## Dataset listings of figures
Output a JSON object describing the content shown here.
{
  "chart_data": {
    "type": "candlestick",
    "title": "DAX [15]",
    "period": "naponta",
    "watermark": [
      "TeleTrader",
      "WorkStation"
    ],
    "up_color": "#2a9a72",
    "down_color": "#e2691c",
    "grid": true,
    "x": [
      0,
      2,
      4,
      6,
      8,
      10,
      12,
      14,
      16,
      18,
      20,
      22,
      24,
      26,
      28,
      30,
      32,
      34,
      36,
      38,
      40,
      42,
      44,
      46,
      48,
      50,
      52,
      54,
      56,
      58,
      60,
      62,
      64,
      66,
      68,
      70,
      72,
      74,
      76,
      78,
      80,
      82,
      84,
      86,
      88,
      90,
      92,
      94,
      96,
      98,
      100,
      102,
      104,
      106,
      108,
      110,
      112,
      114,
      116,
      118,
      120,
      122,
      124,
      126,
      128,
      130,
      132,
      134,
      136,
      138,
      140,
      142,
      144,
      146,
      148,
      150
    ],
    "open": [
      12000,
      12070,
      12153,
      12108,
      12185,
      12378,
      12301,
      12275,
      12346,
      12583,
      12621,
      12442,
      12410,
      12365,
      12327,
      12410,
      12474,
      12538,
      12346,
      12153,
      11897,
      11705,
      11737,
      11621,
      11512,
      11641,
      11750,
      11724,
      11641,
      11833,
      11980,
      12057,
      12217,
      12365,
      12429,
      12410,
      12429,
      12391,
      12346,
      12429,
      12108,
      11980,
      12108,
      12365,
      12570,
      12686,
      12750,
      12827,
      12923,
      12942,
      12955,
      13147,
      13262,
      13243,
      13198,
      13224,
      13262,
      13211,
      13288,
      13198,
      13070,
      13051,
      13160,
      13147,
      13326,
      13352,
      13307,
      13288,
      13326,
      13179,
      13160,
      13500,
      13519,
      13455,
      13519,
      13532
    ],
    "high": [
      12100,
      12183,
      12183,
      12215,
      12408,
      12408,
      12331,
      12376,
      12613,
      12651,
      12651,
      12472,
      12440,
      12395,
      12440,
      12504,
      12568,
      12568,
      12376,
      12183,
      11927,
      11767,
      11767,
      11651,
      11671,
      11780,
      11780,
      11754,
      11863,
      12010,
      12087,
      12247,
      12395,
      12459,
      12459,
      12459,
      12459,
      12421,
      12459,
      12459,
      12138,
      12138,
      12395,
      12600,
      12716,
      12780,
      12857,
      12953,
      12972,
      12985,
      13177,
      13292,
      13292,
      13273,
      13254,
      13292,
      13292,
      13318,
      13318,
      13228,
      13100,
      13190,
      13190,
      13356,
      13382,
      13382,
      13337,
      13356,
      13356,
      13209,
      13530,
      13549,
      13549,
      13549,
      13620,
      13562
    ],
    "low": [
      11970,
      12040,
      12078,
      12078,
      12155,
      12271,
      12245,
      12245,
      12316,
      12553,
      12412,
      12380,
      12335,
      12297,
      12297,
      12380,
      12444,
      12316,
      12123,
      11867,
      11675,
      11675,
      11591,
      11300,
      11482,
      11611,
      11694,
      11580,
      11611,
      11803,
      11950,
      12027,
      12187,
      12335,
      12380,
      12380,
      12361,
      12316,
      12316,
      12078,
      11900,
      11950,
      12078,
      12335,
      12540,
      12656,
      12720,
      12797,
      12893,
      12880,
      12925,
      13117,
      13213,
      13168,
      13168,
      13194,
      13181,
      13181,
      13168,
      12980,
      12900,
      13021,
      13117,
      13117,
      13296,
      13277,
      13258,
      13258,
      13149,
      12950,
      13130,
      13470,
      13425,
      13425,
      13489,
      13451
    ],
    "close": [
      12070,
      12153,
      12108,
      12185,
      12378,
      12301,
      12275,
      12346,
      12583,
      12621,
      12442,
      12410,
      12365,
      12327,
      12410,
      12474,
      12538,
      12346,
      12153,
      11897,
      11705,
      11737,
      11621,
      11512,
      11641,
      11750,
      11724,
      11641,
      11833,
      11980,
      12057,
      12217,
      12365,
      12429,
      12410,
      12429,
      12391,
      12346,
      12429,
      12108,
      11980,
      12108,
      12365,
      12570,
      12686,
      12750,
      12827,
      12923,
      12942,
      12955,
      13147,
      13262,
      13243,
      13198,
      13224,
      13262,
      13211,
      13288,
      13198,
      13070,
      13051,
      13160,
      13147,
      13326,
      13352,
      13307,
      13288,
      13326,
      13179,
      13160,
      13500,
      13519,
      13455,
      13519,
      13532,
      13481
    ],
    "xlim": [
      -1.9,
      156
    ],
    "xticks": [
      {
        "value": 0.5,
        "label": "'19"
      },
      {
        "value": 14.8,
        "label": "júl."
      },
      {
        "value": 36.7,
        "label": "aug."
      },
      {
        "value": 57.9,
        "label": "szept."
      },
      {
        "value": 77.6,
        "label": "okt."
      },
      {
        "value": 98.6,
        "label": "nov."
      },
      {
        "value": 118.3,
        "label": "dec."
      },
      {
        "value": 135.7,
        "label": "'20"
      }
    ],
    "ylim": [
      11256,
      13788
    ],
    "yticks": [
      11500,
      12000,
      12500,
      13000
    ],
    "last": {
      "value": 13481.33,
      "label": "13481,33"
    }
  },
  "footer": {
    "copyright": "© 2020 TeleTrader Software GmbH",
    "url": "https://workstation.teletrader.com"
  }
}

## EXERCISE PROMPT
Repeat every entry exactly as written above.

## CORRECT RESULT
Output a JSON object describing the content shown here.
{
  "chart_data": {
    "type": "candlestick",
    "title": "DAX [15]",
    "period": "naponta",
    "watermark": [
      "TeleTrader",
      "WorkStation"
    ],
    "up_color": "#2a9a72",
    "down_color": "#e2691c",
    "grid": true,
    "x": [
      0,
      2,
      4,
      6,
      8,
      10,
      12,
      14,
      16,
      18,
      20,
      22,
      24,
      26,
      28,
      30,
      32,
      34,
      36,
      38,
      40,
      42,
      44,
      46,
      48,
      50,
      52,
      54,
      56,
      58,
      60,
      62,
      64,
      66,
      68,
      70,
      72,
      74,
      76,
      78,
      80,
      82,
      84,
      86,
      88,
      90,
      92,
      94,
      96,
      98,
      100,
      102,
      104,
      106,
      108,
      110,
      112,
      114,
      116,
      118,
      120,
      122,
      124,
      126,
      128,
      130,
      132,
      134,
      136,
      138,
      140,
      142,
      144,
      146,
      148,
      150
    ],
    "open": [
      12000,
      12070,
      12153,
      12108,
      12185,
      12378,
      12301,
      12275,
      12346,
      12583,
      12621,
      12442,
      12410,
      12365,
      12327,
      12410,
      12474,
      12538,
      12346,
      12153,
      11897,
      11705,
      11737,
      11621,
      11512,
      11641,
      11750,
      11724,
      11641,
      11833,
      11980,
      12057,
      12217,
      12365,
      12429,
      12410,
      12429,
      12391,
      12346,
      12429,
      12108,
      11980,
      12108,
      12365,
      12570,
      12686,
      12750,
      12827,
      12923,
      12942,
      12955,
      13147,
      13262,
      13243,
      13198,
      13224,
      13262,
      13211,
      13288,
      13198,
      13070,
      13051,
      13160,
      13147,
      13326,
      13352,
      13307,
      13288,
      13326,
      13179,
      13160,
      13500,
      13519,
      13455,
      13519,
      13532
    ],
    "high": [
      12100,
      12183,
      12183,
      12215,
      12408,
      12408,
      12331,
      12376,
      12613,
      12651,
      12651,
      12472,
      12440,
      12395,
      12440,
      12504,
      12568,
      12568,
      12376,
      12183,
      11927,
      11767,
      11767,
      11651,
      11671,
      11780,
      11780,
      11754,
      11863,
      12010,
      12087,
      12247,
      12395,
      12459,
      12459,
      12459,
      12459,
      12421,
      12459,
      12459,
      12138,
      12138,
      12395,
      12600,
      12716,
      12780,
      12857,
      12953,
      12972,
      12985,
      13177,
      13292,
      13292,
      13273,
      13254,
      13292,
      13292,
      13318,
      13318,
      13228,
      13100,
      13190,
      13190,
      13356,
      13382,
      13382,
      13337,
      13356,
      13356,
      13209,
      13530,
      13549,
      13549,
      13549,
      13620,
      13562
    ],
    "low": [
      11970,
      12040,
      12078,
      12078,
      12155,
      12271,
      12245,
      12245,
      12316,
      12553,
      12412,
      12380,
      12335,
      12297,
      12297,
      12380,
      12444,
      12316,
      12123,
      11867,
      11675,
      11675,
      11591,
      11300,
      11482,
      11611,
      11694,
      11580,
      11611,
      11803,
      11950,
      12027,
      12187,
      12335,
      12380,
      12380,
      12361,
      12316,
      12316,
      12078,
      11900,
      11950,
      12078,
      12335,
      12540,
      12656,
      12720,
      12797,
      12893,
      12880,
      12925,
      13117,
      13213,
      13168,
      13168,
      13194,
      13181,
      13181,
      13168,
      12980,
      12900,
      13021,
      13117,
      13117,
      13296,
      13277,
      13258,
      13258,
      13149,
      12950,
      13130,
      13470,
      13425,
      13425,
      13489,
      13451
    ],
    "close": [
      12070,
      12153,
      12108,
      12185,
      12378,
      12301,
      12275,
      12346,
      12583,
      12621,
      12442,
      12410,
      12365,
      12327,
      12410,
      12474,
      12538,
      12346,
      12153,
      11897,
      11705,
      11737,
      11621,
      11512,
      11641,
      11750,
      11724,
      11641,
      11833,
      11980,
      12057,
      12217,
      12365,
      12429,
      12410,
      12429,
      12391,
      12346,
      12429,
      12108,
      11980,
      12108,
      12365,
      12570,
      12686,
      12750,
      12827,
      12923,
      12942,
      12955,
      13147,
      13262,
      13243,
      13198,
      13224,
      13262,
      13211,
      13288,
      13198,
      13070,
      13051,
      13160,
      13147,
      13326,
      13352,
      13307,
      13288,
      13326,
      13179,
      13160,
      13500,
      13519,
      13455,
      13519,
      13532,
      13481
    ],
    "xlim": [
      -1.9,
      156
    ],
    "xticks": [
      {
        "value": 0.5,
        "label": "'19"
      },
      {
        "value": 14.8,
        "label": "júl."
      },
      {
        "value": 36.7,
        "label": "aug."
      },
      {
        "value": 57.9,
        "label": "szept."
      },
      {
        "value": 77.6,
        "label": "okt."
      },
      {
        "value": 98.6,
        "label": "nov."
      },
      {
        "value": 118.3,
        "label": "dec."
      },
      {
        "value": 135.7,
        "label": "'20"
      }
    ],
    "ylim": [
      11256,
      13788
    ],
    "yticks": [
      11500,
      12000,
      12500,
      13000
    ],
    "last": {
      "value": 13481.33,
      "label": "13481,33"
    }
  },
  "footer": {
    "copyright": "© 2020 TeleTrader Software GmbH",
    "url": "https://workstation.teletrader.com"
  }
}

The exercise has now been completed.